EXTRACTED INFORMATION
--

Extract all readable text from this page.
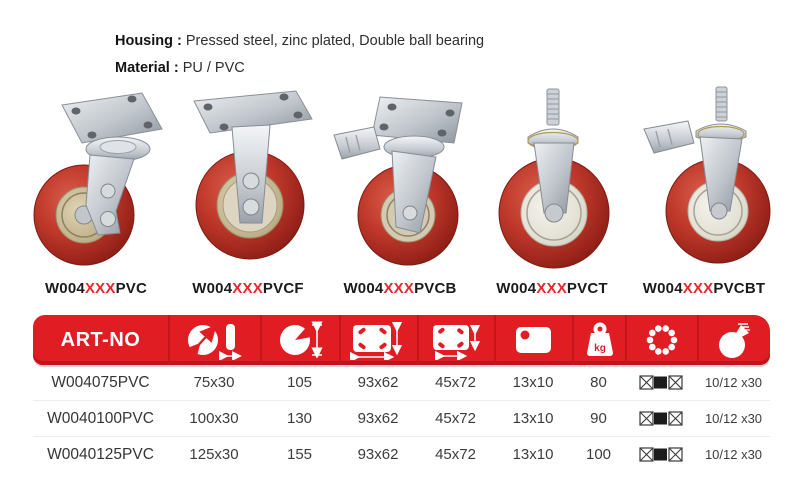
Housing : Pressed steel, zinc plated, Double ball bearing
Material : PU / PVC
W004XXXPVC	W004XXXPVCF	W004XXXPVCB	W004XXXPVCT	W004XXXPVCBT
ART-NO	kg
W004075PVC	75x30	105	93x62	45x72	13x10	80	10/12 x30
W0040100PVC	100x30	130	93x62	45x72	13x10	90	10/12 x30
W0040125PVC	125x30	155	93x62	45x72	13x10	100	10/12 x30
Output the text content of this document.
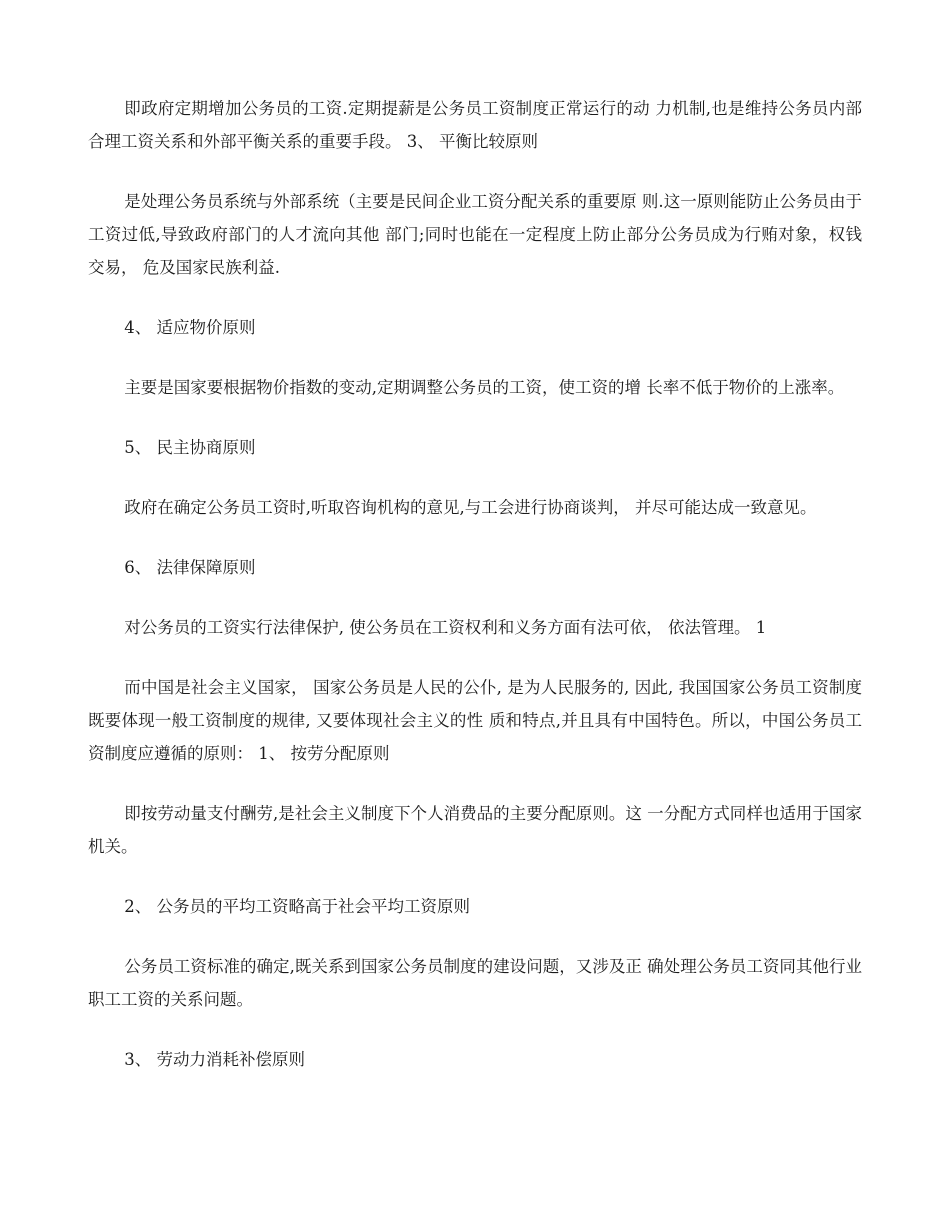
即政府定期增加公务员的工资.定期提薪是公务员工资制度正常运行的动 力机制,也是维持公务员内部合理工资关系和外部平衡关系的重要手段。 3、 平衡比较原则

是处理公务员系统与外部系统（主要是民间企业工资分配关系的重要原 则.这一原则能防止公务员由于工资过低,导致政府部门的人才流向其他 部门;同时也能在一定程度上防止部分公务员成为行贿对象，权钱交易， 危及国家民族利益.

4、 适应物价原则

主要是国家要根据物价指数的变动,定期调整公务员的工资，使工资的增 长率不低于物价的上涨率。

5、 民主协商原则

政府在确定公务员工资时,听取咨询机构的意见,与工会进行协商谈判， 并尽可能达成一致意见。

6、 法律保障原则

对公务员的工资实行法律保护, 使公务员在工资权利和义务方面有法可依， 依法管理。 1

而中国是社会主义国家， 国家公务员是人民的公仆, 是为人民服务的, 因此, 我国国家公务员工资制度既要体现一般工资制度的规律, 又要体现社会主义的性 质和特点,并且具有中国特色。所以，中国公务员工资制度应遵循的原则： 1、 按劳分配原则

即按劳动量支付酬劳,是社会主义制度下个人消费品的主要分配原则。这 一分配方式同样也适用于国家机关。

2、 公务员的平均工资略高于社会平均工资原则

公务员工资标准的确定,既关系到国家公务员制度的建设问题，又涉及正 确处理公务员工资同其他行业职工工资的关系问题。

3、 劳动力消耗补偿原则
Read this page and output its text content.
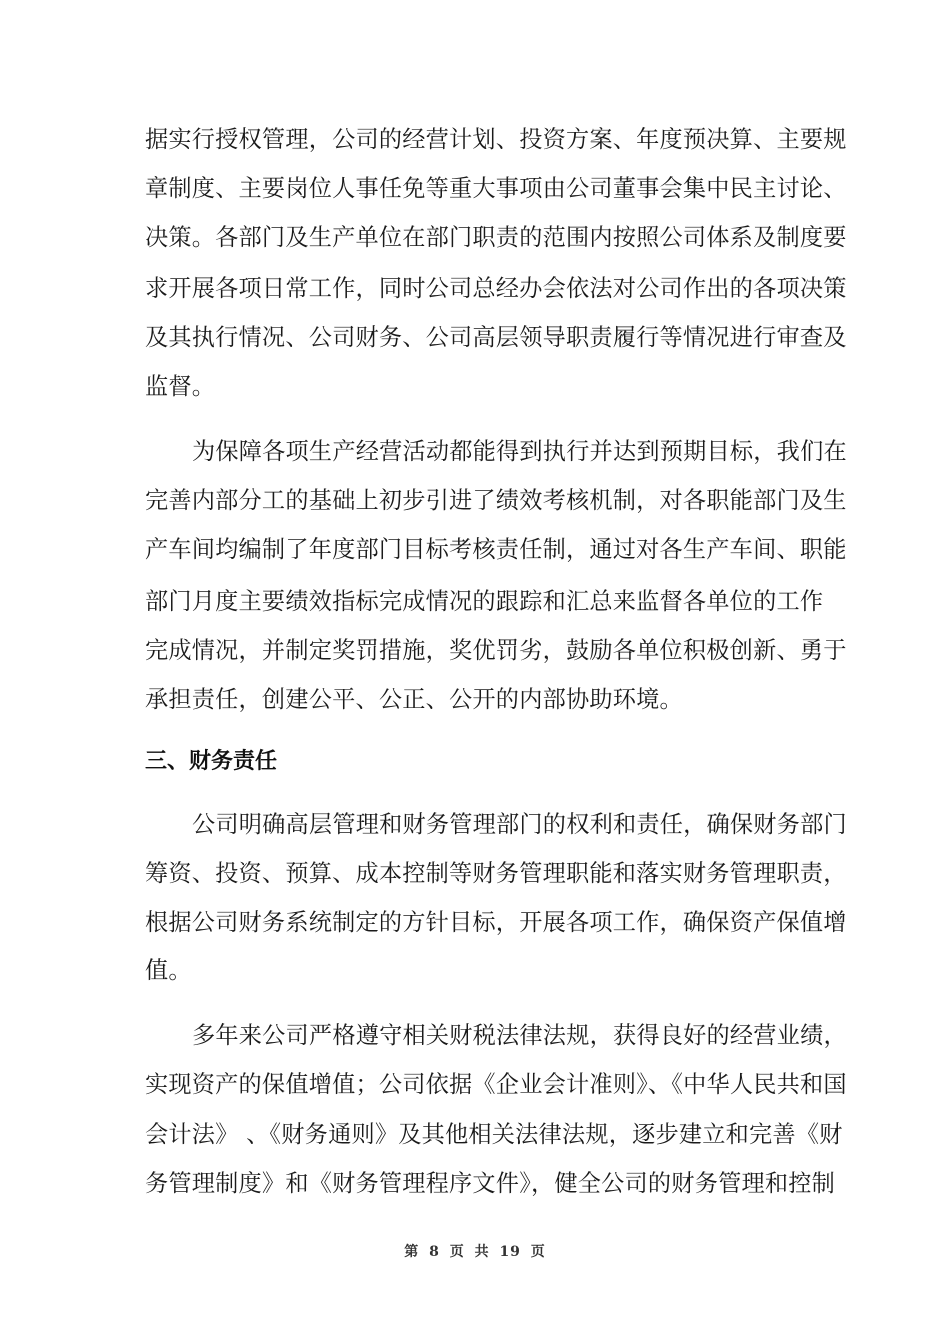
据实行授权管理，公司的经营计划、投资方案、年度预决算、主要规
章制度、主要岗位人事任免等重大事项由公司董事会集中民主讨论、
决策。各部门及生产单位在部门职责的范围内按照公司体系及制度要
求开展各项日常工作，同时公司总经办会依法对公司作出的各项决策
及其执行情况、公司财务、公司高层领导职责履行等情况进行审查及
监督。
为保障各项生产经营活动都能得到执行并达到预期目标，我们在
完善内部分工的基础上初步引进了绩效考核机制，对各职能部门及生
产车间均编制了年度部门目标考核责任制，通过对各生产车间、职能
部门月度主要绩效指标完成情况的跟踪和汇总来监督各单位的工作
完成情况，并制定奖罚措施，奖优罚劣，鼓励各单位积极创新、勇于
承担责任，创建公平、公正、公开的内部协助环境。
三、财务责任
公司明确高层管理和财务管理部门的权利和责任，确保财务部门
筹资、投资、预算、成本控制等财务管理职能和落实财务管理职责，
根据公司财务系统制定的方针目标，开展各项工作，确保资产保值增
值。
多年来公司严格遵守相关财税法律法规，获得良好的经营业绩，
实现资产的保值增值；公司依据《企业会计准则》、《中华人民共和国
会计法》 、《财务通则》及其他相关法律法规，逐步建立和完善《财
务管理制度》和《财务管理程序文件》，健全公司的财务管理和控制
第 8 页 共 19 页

--

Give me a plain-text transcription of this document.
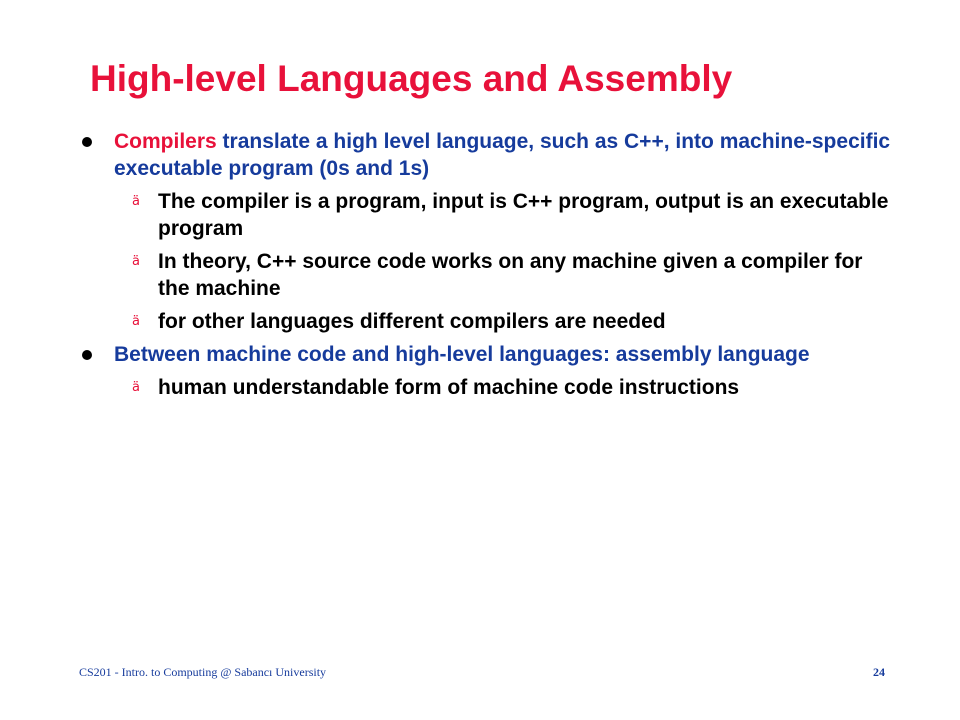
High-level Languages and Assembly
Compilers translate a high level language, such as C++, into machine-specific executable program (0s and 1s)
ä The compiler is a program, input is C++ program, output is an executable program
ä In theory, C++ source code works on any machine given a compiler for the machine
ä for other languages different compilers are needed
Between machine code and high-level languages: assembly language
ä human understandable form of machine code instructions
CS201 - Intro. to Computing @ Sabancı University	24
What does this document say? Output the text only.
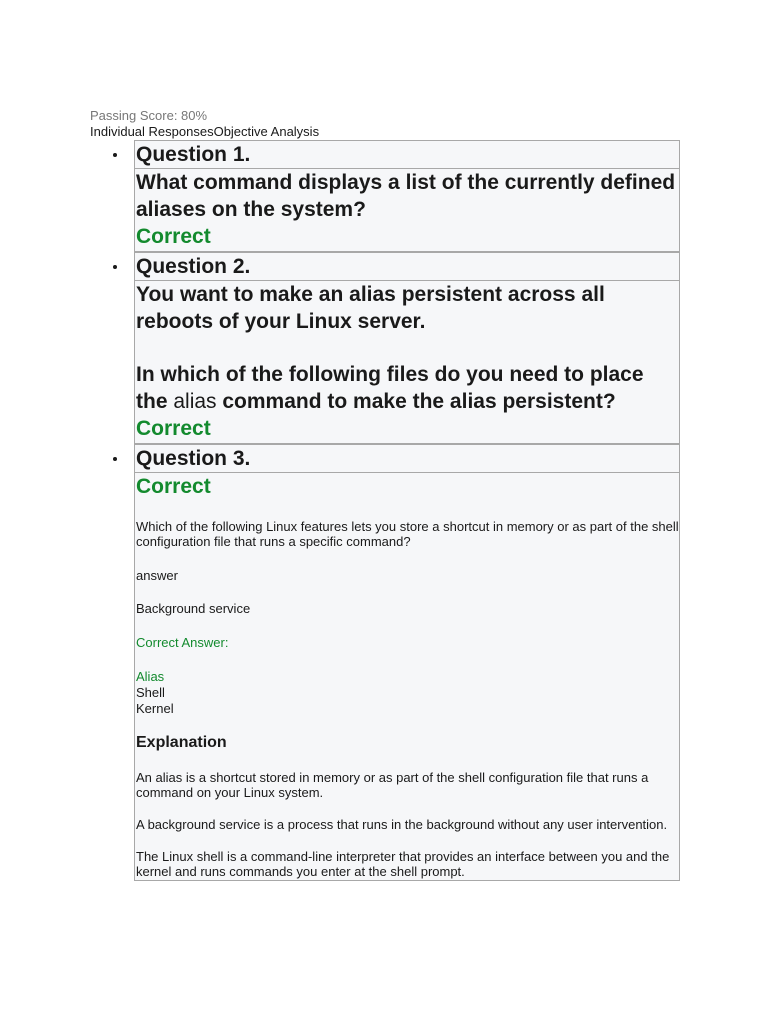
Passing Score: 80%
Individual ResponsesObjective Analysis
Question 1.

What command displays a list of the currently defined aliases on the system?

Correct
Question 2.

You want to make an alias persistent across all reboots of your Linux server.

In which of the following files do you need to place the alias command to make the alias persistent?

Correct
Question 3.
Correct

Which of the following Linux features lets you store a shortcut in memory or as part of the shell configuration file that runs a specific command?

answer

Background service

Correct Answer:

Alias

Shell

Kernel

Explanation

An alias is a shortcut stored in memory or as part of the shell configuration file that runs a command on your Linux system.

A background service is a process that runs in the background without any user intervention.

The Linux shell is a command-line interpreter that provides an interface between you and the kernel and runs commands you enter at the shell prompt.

--

TASK DETAILS
Check each line of the records for the word "page" and extract those that contain it.

FULL RESPONSE
Extract all readable text from this page.
Read this page and output its text content.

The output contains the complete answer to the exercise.